Collection entries:
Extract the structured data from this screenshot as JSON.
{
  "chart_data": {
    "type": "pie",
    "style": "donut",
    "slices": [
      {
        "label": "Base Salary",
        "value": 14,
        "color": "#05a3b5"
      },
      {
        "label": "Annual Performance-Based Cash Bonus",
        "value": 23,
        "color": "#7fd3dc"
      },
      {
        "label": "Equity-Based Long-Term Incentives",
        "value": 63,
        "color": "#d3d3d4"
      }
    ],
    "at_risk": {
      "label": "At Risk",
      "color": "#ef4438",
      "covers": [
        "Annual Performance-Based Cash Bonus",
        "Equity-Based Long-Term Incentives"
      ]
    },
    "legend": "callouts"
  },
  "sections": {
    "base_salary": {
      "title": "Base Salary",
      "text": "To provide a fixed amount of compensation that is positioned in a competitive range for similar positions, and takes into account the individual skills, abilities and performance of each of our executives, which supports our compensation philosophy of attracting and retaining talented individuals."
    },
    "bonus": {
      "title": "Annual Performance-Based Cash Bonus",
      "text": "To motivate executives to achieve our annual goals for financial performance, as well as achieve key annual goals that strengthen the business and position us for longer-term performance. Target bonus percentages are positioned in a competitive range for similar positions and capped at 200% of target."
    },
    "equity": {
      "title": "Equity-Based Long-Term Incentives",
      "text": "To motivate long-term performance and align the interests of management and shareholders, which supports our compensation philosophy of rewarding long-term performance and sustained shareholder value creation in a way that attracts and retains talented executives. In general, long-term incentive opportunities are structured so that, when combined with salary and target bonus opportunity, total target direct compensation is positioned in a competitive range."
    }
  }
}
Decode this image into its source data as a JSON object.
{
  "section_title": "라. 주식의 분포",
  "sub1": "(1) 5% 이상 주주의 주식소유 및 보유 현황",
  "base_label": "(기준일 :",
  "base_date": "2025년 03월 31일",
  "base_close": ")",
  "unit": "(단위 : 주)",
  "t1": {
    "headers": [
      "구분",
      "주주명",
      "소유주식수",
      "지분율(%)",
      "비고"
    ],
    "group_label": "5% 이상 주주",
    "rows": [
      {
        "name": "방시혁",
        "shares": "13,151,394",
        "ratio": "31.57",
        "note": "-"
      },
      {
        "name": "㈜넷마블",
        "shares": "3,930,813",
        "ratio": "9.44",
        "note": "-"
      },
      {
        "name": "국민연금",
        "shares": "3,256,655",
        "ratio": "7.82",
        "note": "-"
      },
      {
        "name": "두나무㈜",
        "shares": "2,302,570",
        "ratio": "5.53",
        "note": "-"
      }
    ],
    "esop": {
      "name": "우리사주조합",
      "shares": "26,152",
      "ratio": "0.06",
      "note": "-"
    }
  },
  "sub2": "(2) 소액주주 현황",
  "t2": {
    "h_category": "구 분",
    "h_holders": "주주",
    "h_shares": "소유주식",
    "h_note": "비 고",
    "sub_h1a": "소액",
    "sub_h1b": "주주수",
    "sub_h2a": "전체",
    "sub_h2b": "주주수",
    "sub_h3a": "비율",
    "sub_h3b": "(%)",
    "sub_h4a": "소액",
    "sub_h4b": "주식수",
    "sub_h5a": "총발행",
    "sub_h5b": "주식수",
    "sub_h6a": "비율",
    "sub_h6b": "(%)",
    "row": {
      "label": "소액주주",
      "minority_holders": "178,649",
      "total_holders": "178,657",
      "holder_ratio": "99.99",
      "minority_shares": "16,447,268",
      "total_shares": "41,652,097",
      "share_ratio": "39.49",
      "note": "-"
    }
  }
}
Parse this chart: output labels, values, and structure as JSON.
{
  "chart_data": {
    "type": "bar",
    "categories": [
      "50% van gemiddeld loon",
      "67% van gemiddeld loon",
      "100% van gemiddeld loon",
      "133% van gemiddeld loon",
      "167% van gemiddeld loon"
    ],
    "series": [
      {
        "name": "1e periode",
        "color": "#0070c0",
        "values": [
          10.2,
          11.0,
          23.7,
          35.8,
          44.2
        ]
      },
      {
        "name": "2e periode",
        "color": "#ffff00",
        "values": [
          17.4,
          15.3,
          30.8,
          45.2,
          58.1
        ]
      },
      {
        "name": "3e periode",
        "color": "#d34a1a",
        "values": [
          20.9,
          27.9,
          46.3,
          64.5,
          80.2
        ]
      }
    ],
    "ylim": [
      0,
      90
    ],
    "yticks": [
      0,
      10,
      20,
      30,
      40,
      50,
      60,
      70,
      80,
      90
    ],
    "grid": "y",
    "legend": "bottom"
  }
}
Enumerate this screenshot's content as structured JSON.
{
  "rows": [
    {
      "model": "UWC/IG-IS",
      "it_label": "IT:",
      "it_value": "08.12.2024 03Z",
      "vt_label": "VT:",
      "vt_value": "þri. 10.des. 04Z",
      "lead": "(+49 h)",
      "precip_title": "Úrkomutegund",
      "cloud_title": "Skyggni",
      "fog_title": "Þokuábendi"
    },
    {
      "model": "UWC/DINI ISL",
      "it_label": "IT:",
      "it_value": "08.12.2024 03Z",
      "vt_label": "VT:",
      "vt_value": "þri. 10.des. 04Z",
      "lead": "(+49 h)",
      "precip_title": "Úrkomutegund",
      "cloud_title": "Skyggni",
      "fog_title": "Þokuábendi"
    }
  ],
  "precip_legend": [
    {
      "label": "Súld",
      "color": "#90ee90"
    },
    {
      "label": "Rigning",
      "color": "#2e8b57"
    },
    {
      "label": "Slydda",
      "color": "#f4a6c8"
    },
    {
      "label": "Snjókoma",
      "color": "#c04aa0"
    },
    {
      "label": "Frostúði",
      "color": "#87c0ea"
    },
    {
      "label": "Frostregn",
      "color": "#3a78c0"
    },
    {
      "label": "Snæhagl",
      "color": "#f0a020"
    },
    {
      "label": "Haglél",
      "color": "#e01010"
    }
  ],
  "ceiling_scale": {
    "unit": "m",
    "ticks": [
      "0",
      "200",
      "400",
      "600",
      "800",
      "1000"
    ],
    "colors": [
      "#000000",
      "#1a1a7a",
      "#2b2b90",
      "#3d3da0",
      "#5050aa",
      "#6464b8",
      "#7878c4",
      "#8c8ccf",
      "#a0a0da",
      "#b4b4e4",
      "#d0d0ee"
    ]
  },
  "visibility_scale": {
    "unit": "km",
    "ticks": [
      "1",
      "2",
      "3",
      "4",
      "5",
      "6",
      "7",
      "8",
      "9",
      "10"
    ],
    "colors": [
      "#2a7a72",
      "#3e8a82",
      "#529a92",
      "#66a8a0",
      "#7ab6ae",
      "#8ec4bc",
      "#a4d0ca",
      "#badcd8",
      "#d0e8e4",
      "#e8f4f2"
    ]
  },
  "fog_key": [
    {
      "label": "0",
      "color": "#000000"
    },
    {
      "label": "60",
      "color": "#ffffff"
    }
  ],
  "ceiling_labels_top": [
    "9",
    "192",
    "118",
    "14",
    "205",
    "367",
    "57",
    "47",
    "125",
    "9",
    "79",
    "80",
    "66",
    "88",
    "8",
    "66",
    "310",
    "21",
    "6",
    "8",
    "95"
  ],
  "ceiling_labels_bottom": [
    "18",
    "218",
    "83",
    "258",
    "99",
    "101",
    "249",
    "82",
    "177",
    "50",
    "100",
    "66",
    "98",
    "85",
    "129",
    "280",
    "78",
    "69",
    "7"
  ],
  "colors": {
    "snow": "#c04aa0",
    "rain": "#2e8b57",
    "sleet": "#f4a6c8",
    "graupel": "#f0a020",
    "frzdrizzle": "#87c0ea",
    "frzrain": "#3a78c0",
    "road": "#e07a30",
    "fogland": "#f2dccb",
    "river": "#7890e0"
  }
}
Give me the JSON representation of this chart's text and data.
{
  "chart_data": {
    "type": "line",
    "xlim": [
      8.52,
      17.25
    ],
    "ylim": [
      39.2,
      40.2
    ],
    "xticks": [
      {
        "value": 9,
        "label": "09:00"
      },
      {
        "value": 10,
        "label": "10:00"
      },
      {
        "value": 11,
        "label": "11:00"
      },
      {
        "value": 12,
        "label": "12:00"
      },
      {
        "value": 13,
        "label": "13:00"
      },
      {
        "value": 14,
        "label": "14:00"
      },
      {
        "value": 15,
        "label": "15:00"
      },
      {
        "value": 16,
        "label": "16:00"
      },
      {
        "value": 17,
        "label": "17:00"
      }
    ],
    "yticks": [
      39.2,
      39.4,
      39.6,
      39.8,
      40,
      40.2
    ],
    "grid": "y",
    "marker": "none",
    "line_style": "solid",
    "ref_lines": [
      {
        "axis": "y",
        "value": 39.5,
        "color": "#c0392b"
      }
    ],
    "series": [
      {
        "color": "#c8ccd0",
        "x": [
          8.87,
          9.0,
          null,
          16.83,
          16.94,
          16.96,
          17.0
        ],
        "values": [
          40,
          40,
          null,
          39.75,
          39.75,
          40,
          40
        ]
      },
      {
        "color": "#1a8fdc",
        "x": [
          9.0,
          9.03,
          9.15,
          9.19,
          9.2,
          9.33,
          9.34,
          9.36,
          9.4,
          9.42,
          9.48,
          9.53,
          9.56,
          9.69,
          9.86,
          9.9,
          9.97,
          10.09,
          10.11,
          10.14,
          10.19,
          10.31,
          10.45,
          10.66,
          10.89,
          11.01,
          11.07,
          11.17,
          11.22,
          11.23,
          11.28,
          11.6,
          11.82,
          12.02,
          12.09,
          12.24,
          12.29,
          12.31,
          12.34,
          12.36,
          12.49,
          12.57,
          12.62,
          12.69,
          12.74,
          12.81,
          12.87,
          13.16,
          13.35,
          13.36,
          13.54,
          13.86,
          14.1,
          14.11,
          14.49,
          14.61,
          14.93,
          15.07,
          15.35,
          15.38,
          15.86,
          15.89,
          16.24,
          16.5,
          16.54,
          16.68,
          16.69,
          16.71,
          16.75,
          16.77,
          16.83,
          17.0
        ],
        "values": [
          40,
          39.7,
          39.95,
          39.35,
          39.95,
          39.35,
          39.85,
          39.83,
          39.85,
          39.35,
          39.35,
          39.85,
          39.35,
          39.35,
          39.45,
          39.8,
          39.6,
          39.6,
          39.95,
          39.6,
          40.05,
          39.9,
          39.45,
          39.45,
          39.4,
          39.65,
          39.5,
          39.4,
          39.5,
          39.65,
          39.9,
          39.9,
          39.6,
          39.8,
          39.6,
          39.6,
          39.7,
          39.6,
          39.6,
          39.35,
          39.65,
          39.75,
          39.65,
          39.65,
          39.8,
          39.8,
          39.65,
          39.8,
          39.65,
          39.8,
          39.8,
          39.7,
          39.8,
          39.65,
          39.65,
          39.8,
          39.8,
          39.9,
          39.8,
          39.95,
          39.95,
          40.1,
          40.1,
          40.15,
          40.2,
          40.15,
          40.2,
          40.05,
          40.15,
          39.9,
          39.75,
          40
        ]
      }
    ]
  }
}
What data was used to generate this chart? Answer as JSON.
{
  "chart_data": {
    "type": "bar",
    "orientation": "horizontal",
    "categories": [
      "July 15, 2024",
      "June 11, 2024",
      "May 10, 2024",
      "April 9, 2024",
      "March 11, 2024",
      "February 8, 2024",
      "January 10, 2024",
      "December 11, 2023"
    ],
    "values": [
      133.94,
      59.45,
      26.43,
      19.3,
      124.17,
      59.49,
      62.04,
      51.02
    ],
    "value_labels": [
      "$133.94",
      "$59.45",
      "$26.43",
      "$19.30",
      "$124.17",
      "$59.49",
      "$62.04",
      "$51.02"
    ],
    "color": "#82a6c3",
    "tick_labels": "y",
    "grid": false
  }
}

→ **WRITTEN PROBLEM**
Gather all lines of the records that include the word "name".

→ **FINAL ANSWER**
        "name": "방시혁",
        "name": "㈜넷마블",
        "name": "국민연금",
        "name": "두나무㈜",
      "name": "우리사주조합",
        "name": "1e periode",
        "name": "2e periode",
        "name": "3e periode",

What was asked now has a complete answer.